EXERCISE OBJECTIVE: Write out the entries again exactly as they are given.

— START DATA ROWS —

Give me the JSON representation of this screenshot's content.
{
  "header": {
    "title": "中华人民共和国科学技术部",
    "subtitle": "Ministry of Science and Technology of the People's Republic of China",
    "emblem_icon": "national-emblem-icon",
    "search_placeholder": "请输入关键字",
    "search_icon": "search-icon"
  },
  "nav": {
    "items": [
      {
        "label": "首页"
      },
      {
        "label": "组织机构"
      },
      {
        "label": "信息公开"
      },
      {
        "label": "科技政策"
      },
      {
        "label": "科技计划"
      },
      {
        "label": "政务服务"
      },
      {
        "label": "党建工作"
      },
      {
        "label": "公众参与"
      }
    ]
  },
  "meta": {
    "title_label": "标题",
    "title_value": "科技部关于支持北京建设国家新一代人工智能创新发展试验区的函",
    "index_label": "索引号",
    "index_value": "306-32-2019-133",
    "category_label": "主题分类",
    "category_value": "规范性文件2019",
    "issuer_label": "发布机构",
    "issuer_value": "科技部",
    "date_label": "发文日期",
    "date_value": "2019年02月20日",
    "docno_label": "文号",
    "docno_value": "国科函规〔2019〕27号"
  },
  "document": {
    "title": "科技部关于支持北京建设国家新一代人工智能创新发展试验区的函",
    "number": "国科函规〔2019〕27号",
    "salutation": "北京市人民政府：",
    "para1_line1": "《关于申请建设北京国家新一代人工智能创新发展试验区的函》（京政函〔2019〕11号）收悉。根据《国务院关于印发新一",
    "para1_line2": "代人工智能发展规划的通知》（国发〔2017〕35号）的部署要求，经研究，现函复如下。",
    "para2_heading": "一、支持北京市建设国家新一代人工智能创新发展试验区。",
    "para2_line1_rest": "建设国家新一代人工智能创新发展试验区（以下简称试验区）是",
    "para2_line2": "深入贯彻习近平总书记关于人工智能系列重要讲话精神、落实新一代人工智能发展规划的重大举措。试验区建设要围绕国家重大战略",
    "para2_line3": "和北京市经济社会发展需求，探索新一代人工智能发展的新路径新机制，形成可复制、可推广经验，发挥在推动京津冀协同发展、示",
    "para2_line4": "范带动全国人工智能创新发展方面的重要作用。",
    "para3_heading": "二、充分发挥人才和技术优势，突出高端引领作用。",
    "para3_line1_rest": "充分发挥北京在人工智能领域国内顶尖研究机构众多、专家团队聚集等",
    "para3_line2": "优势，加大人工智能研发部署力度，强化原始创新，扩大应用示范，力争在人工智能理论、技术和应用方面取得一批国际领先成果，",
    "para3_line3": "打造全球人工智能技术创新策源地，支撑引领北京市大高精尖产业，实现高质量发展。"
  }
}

— END DATA ROWS —

ANSWER FOR THE TASK:
Give me the JSON representation of this screenshot's content.
{
  "header": {
    "title": "中华人民共和国科学技术部",
    "subtitle": "Ministry of Science and Technology of the People's Republic of China",
    "emblem_icon": "national-emblem-icon",
    "search_placeholder": "请输入关键字",
    "search_icon": "search-icon"
  },
  "nav": {
    "items": [
      {
        "label": "首页"
      },
      {
        "label": "组织机构"
      },
      {
        "label": "信息公开"
      },
      {
        "label": "科技政策"
      },
      {
        "label": "科技计划"
      },
      {
        "label": "政务服务"
      },
      {
        "label": "党建工作"
      },
      {
        "label": "公众参与"
      }
    ]
  },
  "meta": {
    "title_label": "标题",
    "title_value": "科技部关于支持北京建设国家新一代人工智能创新发展试验区的函",
    "index_label": "索引号",
    "index_value": "306-32-2019-133",
    "category_label": "主题分类",
    "category_value": "规范性文件2019",
    "issuer_label": "发布机构",
    "issuer_value": "科技部",
    "date_label": "发文日期",
    "date_value": "2019年02月20日",
    "docno_label": "文号",
    "docno_value": "国科函规〔2019〕27号"
  },
  "document": {
    "title": "科技部关于支持北京建设国家新一代人工智能创新发展试验区的函",
    "number": "国科函规〔2019〕27号",
    "salutation": "北京市人民政府：",
    "para1_line1": "《关于申请建设北京国家新一代人工智能创新发展试验区的函》（京政函〔2019〕11号）收悉。根据《国务院关于印发新一",
    "para1_line2": "代人工智能发展规划的通知》（国发〔2017〕35号）的部署要求，经研究，现函复如下。",
    "para2_heading": "一、支持北京市建设国家新一代人工智能创新发展试验区。",
    "para2_line1_rest": "建设国家新一代人工智能创新发展试验区（以下简称试验区）是",
    "para2_line2": "深入贯彻习近平总书记关于人工智能系列重要讲话精神、落实新一代人工智能发展规划的重大举措。试验区建设要围绕国家重大战略",
    "para2_line3": "和北京市经济社会发展需求，探索新一代人工智能发展的新路径新机制，形成可复制、可推广经验，发挥在推动京津冀协同发展、示",
    "para2_line4": "范带动全国人工智能创新发展方面的重要作用。",
    "para3_heading": "二、充分发挥人才和技术优势，突出高端引领作用。",
    "para3_line1_rest": "充分发挥北京在人工智能领域国内顶尖研究机构众多、专家团队聚集等",
    "para3_line2": "优势，加大人工智能研发部署力度，强化原始创新，扩大应用示范，力争在人工智能理论、技术和应用方面取得一批国际领先成果，",
    "para3_line3": "打造全球人工智能技术创新策源地，支撑引领北京市大高精尖产业，实现高质量发展。"
  }
}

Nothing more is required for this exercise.